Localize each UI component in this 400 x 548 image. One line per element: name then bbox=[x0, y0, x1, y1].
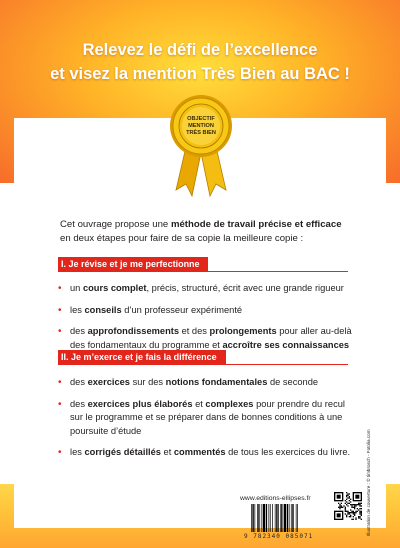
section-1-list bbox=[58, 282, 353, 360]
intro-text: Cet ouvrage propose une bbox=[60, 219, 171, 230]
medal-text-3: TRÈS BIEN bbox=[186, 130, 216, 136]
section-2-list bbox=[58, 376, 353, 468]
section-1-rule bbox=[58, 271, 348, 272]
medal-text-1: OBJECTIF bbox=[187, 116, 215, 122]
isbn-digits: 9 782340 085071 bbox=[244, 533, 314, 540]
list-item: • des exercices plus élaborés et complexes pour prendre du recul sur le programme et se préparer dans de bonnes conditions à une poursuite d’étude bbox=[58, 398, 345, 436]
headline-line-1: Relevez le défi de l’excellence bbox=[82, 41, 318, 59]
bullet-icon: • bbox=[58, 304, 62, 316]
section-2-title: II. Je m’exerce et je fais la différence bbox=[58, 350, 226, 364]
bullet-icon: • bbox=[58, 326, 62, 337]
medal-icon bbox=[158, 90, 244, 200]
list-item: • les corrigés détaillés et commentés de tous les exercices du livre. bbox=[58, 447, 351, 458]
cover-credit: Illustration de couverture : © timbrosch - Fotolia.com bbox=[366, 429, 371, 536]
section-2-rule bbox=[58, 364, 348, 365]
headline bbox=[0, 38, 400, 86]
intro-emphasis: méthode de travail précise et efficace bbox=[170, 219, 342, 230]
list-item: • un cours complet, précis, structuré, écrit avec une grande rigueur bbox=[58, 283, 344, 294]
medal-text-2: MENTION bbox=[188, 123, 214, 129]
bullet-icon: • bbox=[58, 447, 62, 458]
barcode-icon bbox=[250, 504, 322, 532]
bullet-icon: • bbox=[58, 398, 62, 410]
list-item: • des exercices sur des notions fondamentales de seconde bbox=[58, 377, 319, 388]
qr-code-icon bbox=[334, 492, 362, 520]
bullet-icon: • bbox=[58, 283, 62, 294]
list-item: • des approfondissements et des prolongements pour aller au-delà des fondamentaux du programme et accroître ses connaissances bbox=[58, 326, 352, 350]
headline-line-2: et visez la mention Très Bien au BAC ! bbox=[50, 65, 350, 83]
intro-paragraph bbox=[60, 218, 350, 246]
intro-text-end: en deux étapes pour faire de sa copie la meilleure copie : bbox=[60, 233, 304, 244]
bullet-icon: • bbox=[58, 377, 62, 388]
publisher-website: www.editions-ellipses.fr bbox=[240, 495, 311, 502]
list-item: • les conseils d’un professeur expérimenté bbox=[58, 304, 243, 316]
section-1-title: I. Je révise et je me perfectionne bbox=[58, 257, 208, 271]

• **The request**:
Rewrite the records from the line holding "section-1-list bbox=[58, 282, 353, 360]" through the line holding "isbn-digits: 9 782340", inclusive, switching "medal-text-1" to "medal-label-1" and leaving everything else in those lines unchanged.

• **Answer to this task**:
section-1-list bbox=[58, 282, 353, 360]
intro-text: Cet ouvrage propose une bbox=[60, 219, 171, 230]
medal-text-3: TRÈS BIEN bbox=[186, 130, 216, 136]
section-2-list bbox=[58, 376, 353, 468]
section-1-rule bbox=[58, 271, 348, 272]
medal-label-1: OBJECTIF bbox=[187, 116, 215, 122]
isbn-digits: 9 782340 085071 bbox=[244, 533, 314, 540]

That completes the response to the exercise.